- _Data listing_:
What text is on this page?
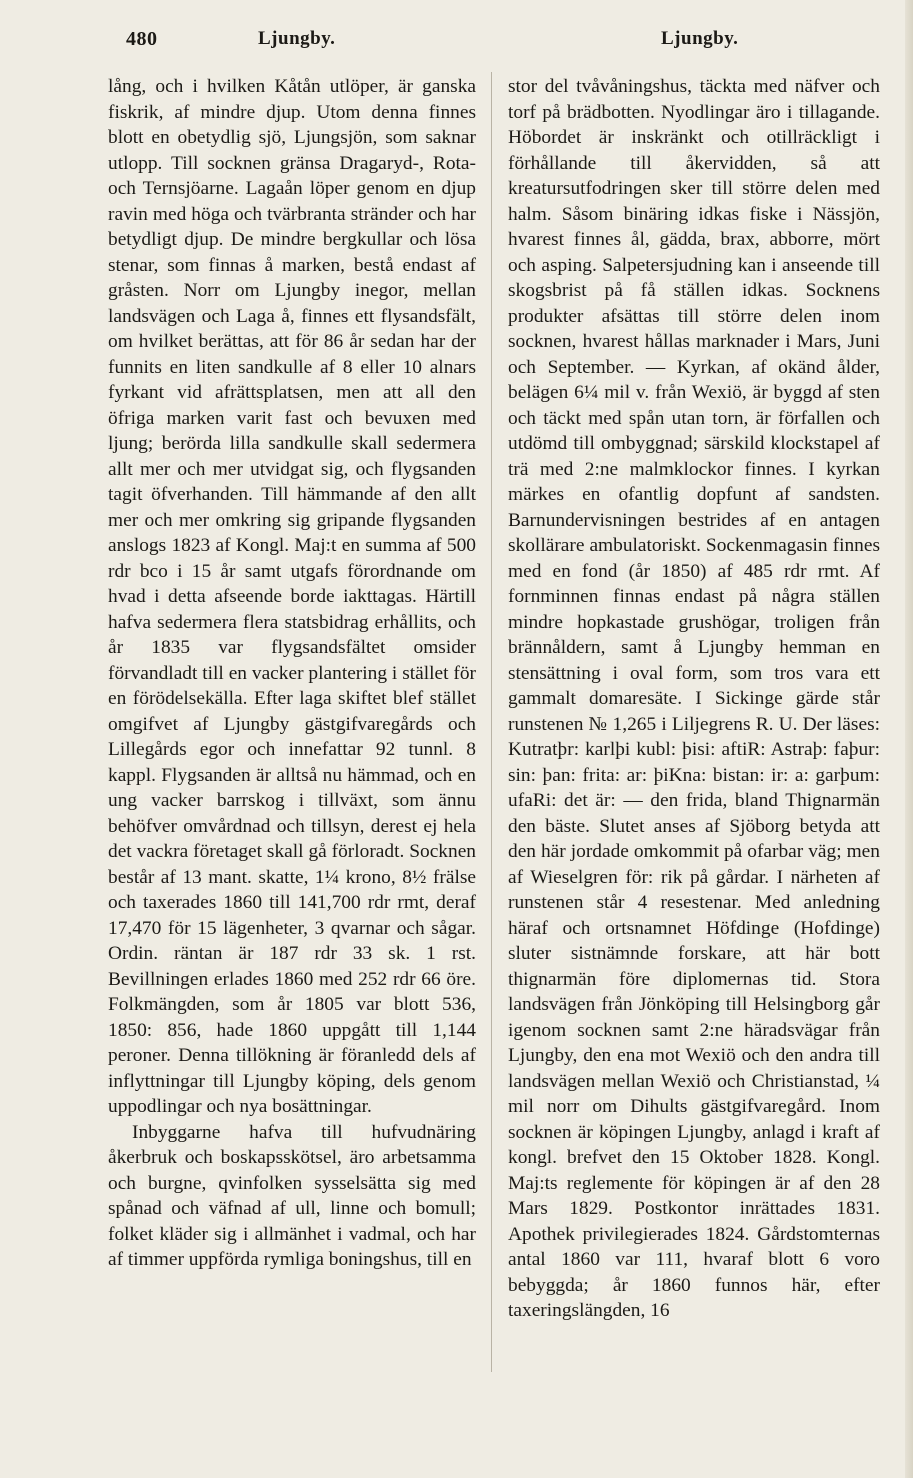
480	Ljungby.	Ljungby.

lång, och i hvilken Kåtån utlöper, är ganska fiskrik, af mindre djup. Utom denna finnes blott en obetydlig sjö, Ljungsjön, som saknar utlopp. Till socknen gränsa Dragaryd-, Rota- och Ternsjöarne. Lagaån löper genom en djup ravin med höga och tvärbranta stränder och har betydligt djup. De mindre bergkullar och lösa stenar, som finnas å marken, bestå endast af gråsten. Norr om Ljungby inegor, mellan landsvägen och Laga å, finnes ett flysandsfält, om hvilket berättas, att för 86 år sedan har der funnits en liten sandkulle af 8 eller 10 alnars fyrkant vid afrättsplatsen, men att all den öfriga marken varit fast och bevuxen med ljung; berörda lilla sandkulle skall sedermera allt mer och mer utvidgat sig, och flygsanden tagit öfverhanden. Till hämmande af den allt mer och mer omkring sig gripande flygsanden anslogs 1823 af Kongl. Maj:t en summa af 500 rdr bco i 15 år samt utgafs förordnande om hvad i detta afseende borde iakttagas. Härtill hafva sedermera flera statsbidrag erhållits, och år 1835 var flygsandsfältet omsider förvandladt till en vacker plantering i stället för en förödelsekälla. Efter laga skiftet blef stället omgifvet af Ljungby gästgifvaregårds och Lillegårds egor och innefattar 92 tunnl. 8 kappl. Flygsanden är alltså nu hämmad, och en ung vacker barrskog i tillväxt, som ännu behöfver omvårdnad och tillsyn, derest ej hela det vackra företaget skall gå förloradt. Socknen består af 13 mant. skatte, 1¼ krono, 8½ frälse och taxerades 1860 till 141,700 rdr rmt, deraf 17,470 för 15 lägenheter, 3 qvarnar och sågar. Ordin. räntan är 187 rdr 33 sk. 1 rst. Bevillningen erlades 1860 med 252 rdr 66 öre. Folkmängden, som år 1805 var blott 536, 1850: 856, hade 1860 uppgått till 1,144 peroner. Denna tillökning är föranledd dels af inflyttningar till Ljungby köping, dels genom uppodlingar och nya bosättningar.

Inbyggarne hafva till hufvudnäring åkerbruk och boskapsskötsel, äro arbetsamma och burgne, qvinfolken sysselsätta sig med spånad och väfnad af ull, linne och bomull; folket kläder sig i allmänhet i vadmal, och har af timmer uppförda rymliga boningshus, till en

stor del tvåvåningshus, täckta med näfver och torf på brädbotten. Nyodlingar äro i tillagande. Höbordet är inskränkt och otillräckligt i förhållande till åkervidden, så att kreatursutfodringen sker till större delen med halm. Såsom binäring idkas fiske i Nässjön, hvarest finnes ål, gädda, brax, abborre, mört och asping. Salpetersjudning kan i anseende till skogsbrist på få ställen idkas. Socknens produkter afsättas till större delen inom socknen, hvarest hållas marknader i Mars, Juni och September. — Kyrkan, af okänd ålder, belägen 6¼ mil v. från Wexiö, är byggd af sten och täckt med spån utan torn, är förfallen och utdömd till ombyggnad; särskild klockstapel af trä med 2:ne malmklockor finnes. I kyrkan märkes en ofantlig dopfunt af sandsten. Barnundervisningen bestrides af en antagen skollärare ambulatoriskt. Sockenmagasin finnes med en fond (år 1850) af 485 rdr rmt. Af fornminnen finnas endast på några ställen mindre hopkastade grushögar, troligen från brännåldern, samt å Ljungby hemman en stensättning i oval form, som tros vara ett gammalt domaresäte. I Sickinge gärde står runstenen № 1,265 i Liljegrens R. U. Der läses: Kutratþr: karlþi kubl: þisi: aftiR: Astraþ: faþur: sin: þan: frita: ar: þiKna: bistan: ir: a: garþum: ufaRi: det är: — den frida, bland Thignarmän den bäste. Slutet anses af Sjöborg betyda att den här jordade omkommit på ofarbar väg; men af Wieselgren för: rik på gårdar. I närheten af runstenen står 4 resestenar. Med anledning häraf och ortsnamnet Höfdinge (Hofdinge) sluter sistnämnde forskare, att här bott thignarmän före diplomernas tid. Stora landsvägen från Jönköping till Helsingborg går igenom socknen samt 2:ne häradsvägar från Ljungby, den ena mot Wexiö och den andra till landsvägen mellan Wexiö och Christianstad, ¼ mil norr om Dihults gästgifvaregård. Inom socknen är köpingen Ljungby, anlagd i kraft af kongl. brefvet den 15 Oktober 1828. Kongl. Maj:ts reglemente för köpingen är af den 28 Mars 1829. Postkontor inrättades 1831. Apothek privilegierades 1824. Gårdstomternas antal 1860 var 111, hvaraf blott 6 voro bebyggda; år 1860 funnos här, efter taxeringslängden, 16
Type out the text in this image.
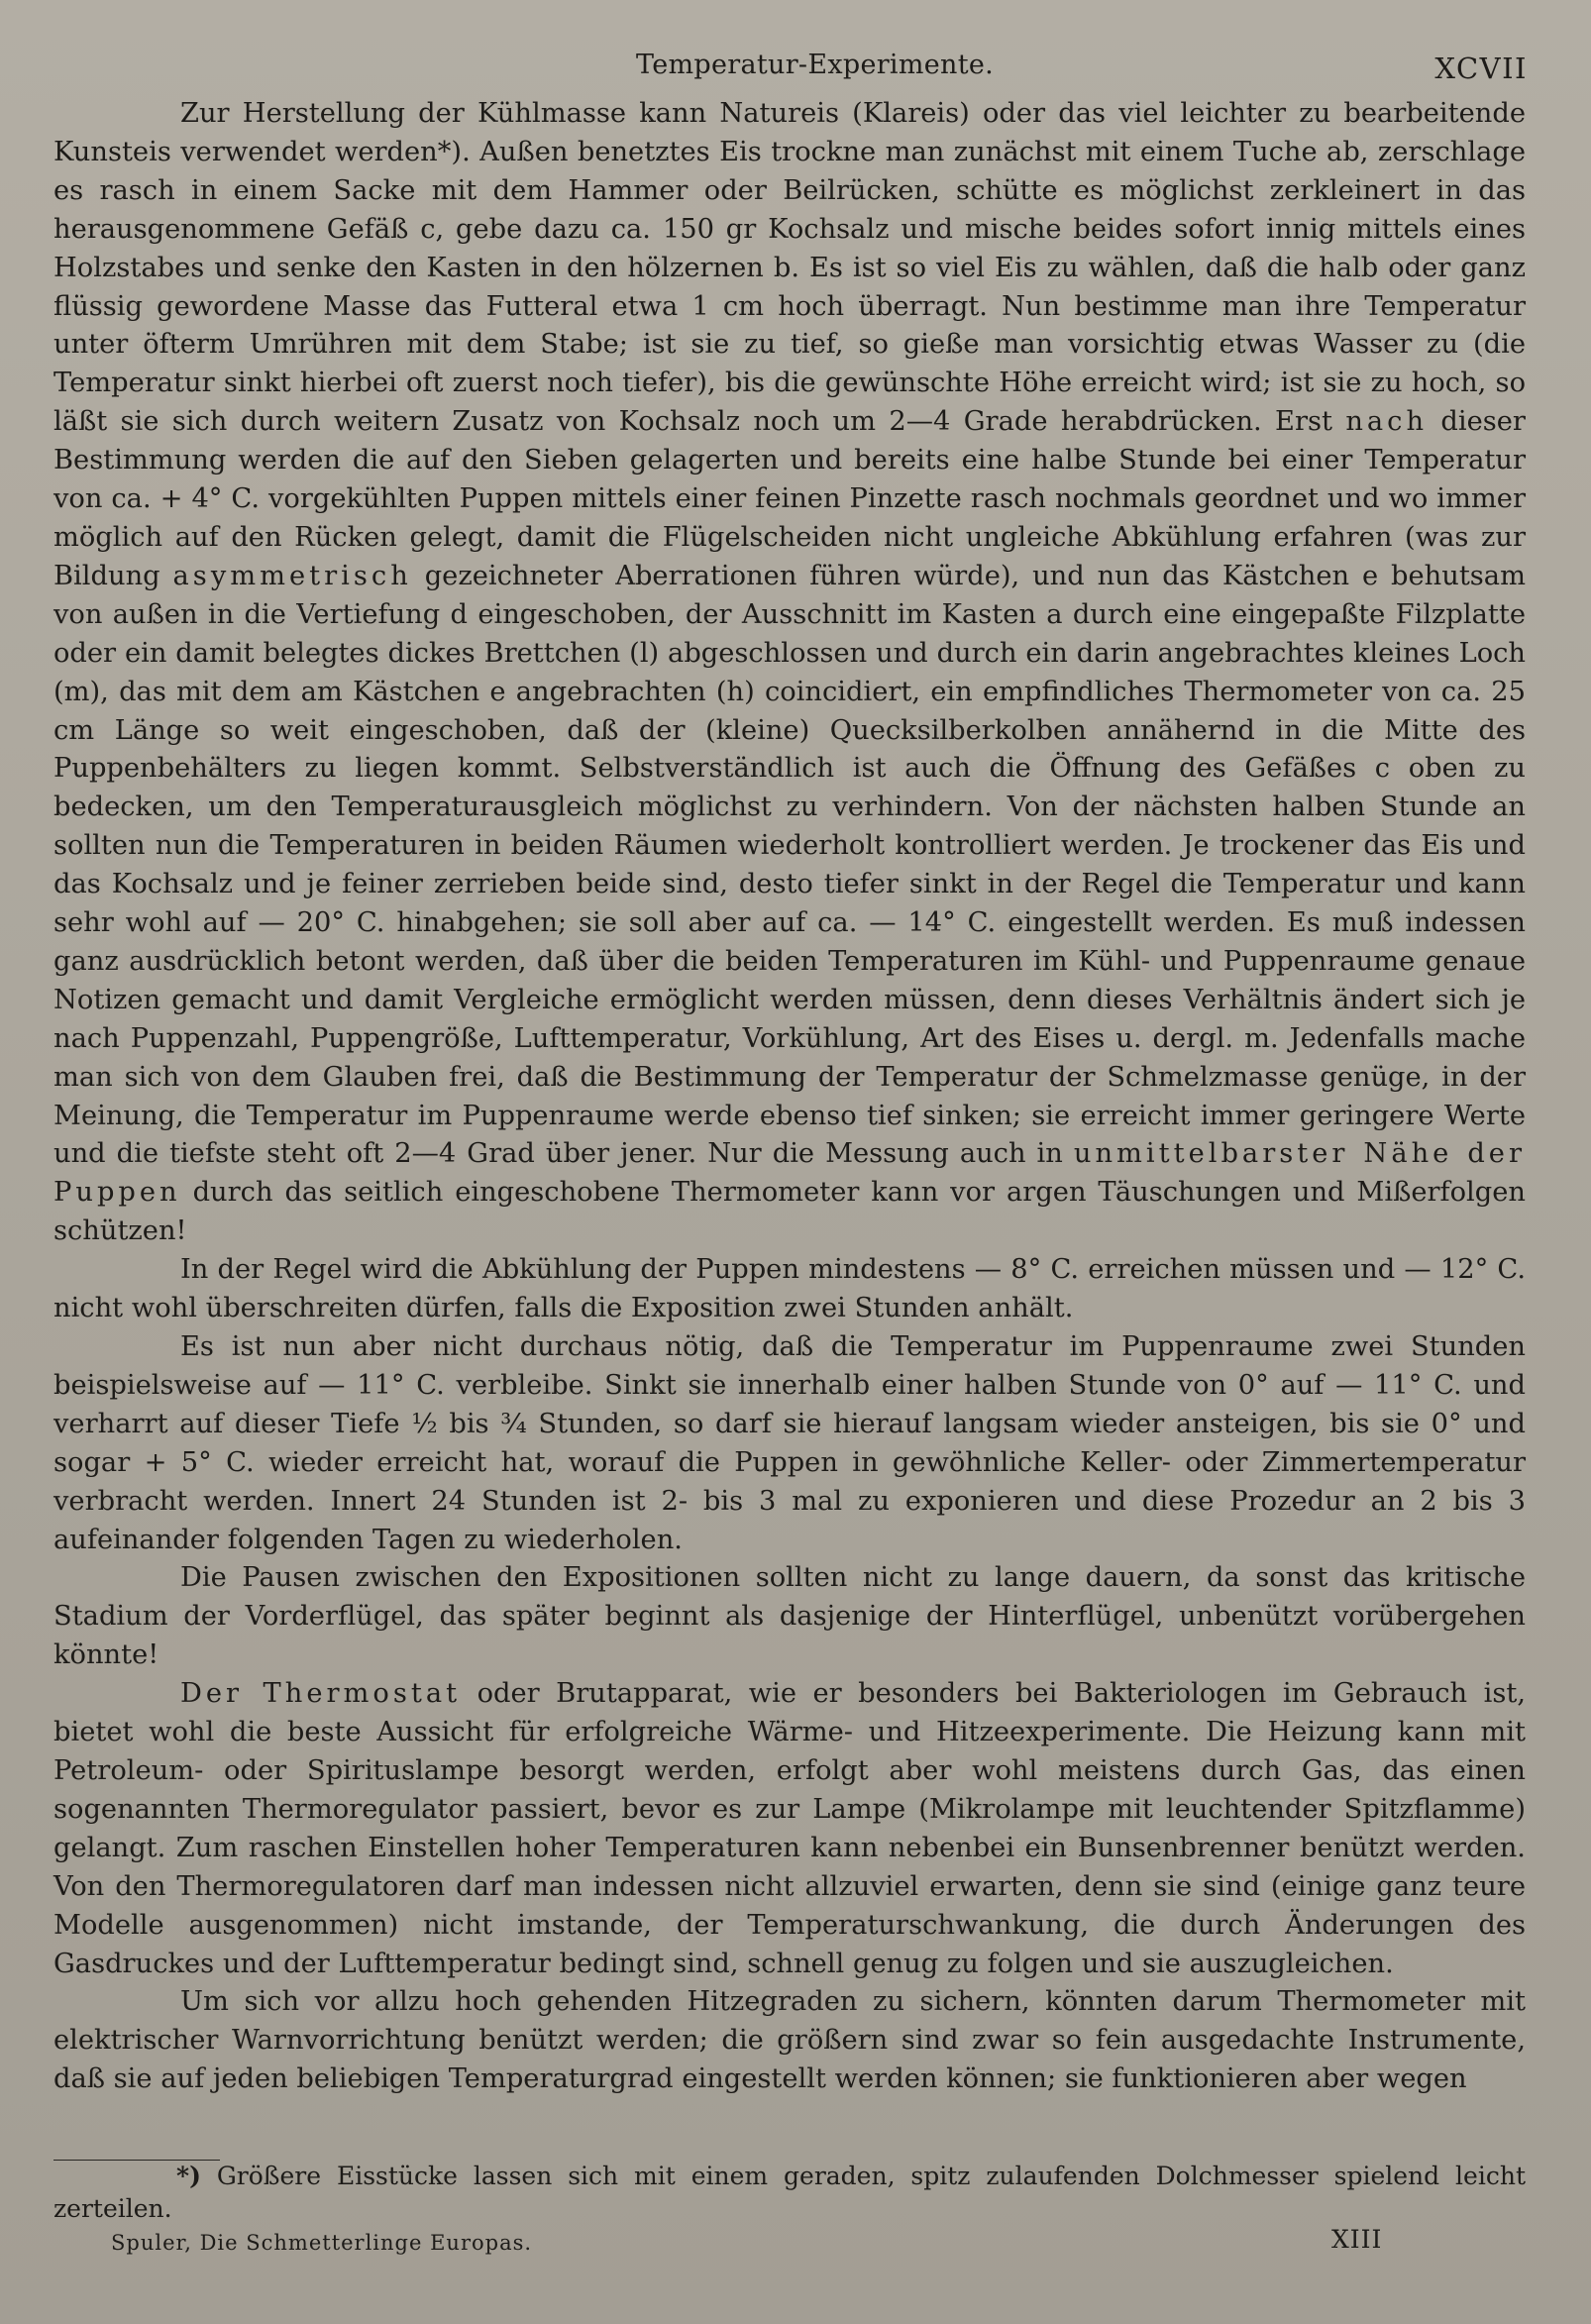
Temperatur-Experimente.	XCVII

Zur Herstellung der Kühlmasse kann Natureis (Klareis) oder das viel leichter zu bearbeitende Kunsteis verwendet werden*). Außen benetztes Eis trockne man zunächst mit einem Tuche ab, zerschlage es rasch in einem Sacke mit dem Hammer oder Beilrücken, schütte es möglichst zerkleinert in das herausgenommene Gefäß c, gebe dazu ca. 150 gr Kochsalz und mische beides sofort innig mittels eines Holzstabes und senke den Kasten in den hölzernen b. Es ist so viel Eis zu wählen, daß die halb oder ganz flüssig gewordene Masse das Futteral etwa 1 cm hoch überragt. Nun bestimme man ihre Temperatur unter öfterm Umrühren mit dem Stabe; ist sie zu tief, so gieße man vorsichtig etwas Wasser zu (die Temperatur sinkt hierbei oft zuerst noch tiefer), bis die gewünschte Höhe erreicht wird; ist sie zu hoch, so läßt sie sich durch weitern Zusatz von Kochsalz noch um 2—4 Grade herabdrücken. Erst nach dieser Bestimmung werden die auf den Sieben gelagerten und bereits eine halbe Stunde bei einer Temperatur von ca. + 4° C. vorgekühlten Puppen mittels einer feinen Pinzette rasch nochmals geordnet und wo immer möglich auf den Rücken gelegt, damit die Flügelscheiden nicht ungleiche Abkühlung erfahren (was zur Bildung asymmetrisch gezeichneter Aberrationen führen würde), und nun das Kästchen e behutsam von außen in die Vertiefung d eingeschoben, der Ausschnitt im Kasten a durch eine eingepaßte Filzplatte oder ein damit belegtes dickes Brettchen (l) abgeschlossen und durch ein darin angebrachtes kleines Loch (m), das mit dem am Kästchen e angebrachten (h) coincidiert, ein empfindliches Thermometer von ca. 25 cm Länge so weit eingeschoben, daß der (kleine) Quecksilberkolben annähernd in die Mitte des Puppenbehälters zu liegen kommt. Selbstverständlich ist auch die Öffnung des Gefäßes c oben zu bedecken, um den Temperaturausgleich möglichst zu verhindern. Von der nächsten halben Stunde an sollten nun die Temperaturen in beiden Räumen wiederholt kontrolliert werden. Je trockener das Eis und das Kochsalz und je feiner zerrieben beide sind, desto tiefer sinkt in der Regel die Temperatur und kann sehr wohl auf — 20° C. hinabgehen; sie soll aber auf ca. — 14° C. eingestellt werden. Es muß indessen ganz ausdrücklich betont werden, daß über die beiden Temperaturen im Kühl- und Puppenraume genaue Notizen gemacht und damit Vergleiche ermöglicht werden müssen, denn dieses Verhältnis ändert sich je nach Puppenzahl, Puppengröße, Lufttemperatur, Vorkühlung, Art des Eises u. dergl. m. Jedenfalls mache man sich von dem Glauben frei, daß die Bestimmung der Temperatur der Schmelzmasse genüge, in der Meinung, die Temperatur im Puppenraume werde ebenso tief sinken; sie erreicht immer geringere Werte und die tiefste steht oft 2—4 Grad über jener. Nur die Messung auch in unmittelbarster Nähe der Puppen durch das seitlich eingeschobene Thermometer kann vor argen Täuschungen und Mißerfolgen schützen!

In der Regel wird die Abkühlung der Puppen mindestens — 8° C. erreichen müssen und — 12° C. nicht wohl überschreiten dürfen, falls die Exposition zwei Stunden anhält.

Es ist nun aber nicht durchaus nötig, daß die Temperatur im Puppenraume zwei Stunden beispielsweise auf — 11° C. verbleibe. Sinkt sie innerhalb einer halben Stunde von 0° auf — 11° C. und verharrt auf dieser Tiefe ½ bis ¾ Stunden, so darf sie hierauf langsam wieder ansteigen, bis sie 0° und sogar + 5° C. wieder erreicht hat, worauf die Puppen in gewöhnliche Keller- oder Zimmertemperatur verbracht werden. Innert 24 Stunden ist 2- bis 3 mal zu exponieren und diese Prozedur an 2 bis 3 aufeinander folgenden Tagen zu wiederholen.

Die Pausen zwischen den Expositionen sollten nicht zu lange dauern, da sonst das kritische Stadium der Vorderflügel, das später beginnt als dasjenige der Hinterflügel, unbenützt vorübergehen könnte!

Der Thermostat oder Brutapparat, wie er besonders bei Bakteriologen im Gebrauch ist, bietet wohl die beste Aussicht für erfolgreiche Wärme- und Hitzeexperimente. Die Heizung kann mit Petroleum- oder Spirituslampe besorgt werden, erfolgt aber wohl meistens durch Gas, das einen sogenannten Thermoregulator passiert, bevor es zur Lampe (Mikrolampe mit leuchtender Spitzflamme) gelangt. Zum raschen Einstellen hoher Temperaturen kann nebenbei ein Bunsenbrenner benützt werden. Von den Thermoregulatoren darf man indessen nicht allzuviel erwarten, denn sie sind (einige ganz teure Modelle ausgenommen) nicht imstande, der Temperaturschwankung, die durch Änderungen des Gasdruckes und der Lufttemperatur bedingt sind, schnell genug zu folgen und sie auszugleichen.

Um sich vor allzu hoch gehenden Hitzegraden zu sichern, könnten darum Thermometer mit elektrischer Warnvorrichtung benützt werden; die größern sind zwar so fein ausgedachte Instrumente, daß sie auf jeden beliebigen Temperaturgrad eingestellt werden können; sie funktionieren aber wegen

*) Größere Eisstücke lassen sich mit einem geraden, spitz zulaufenden Dolchmesser spielend leicht zerteilen.

Spuler, Die Schmetterlinge Europas.	XIII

- _About this exercise_: Check each line of the entries for the word "text". State how many lines hold it, and write nothing else.

- _Solution for this exercise_: 2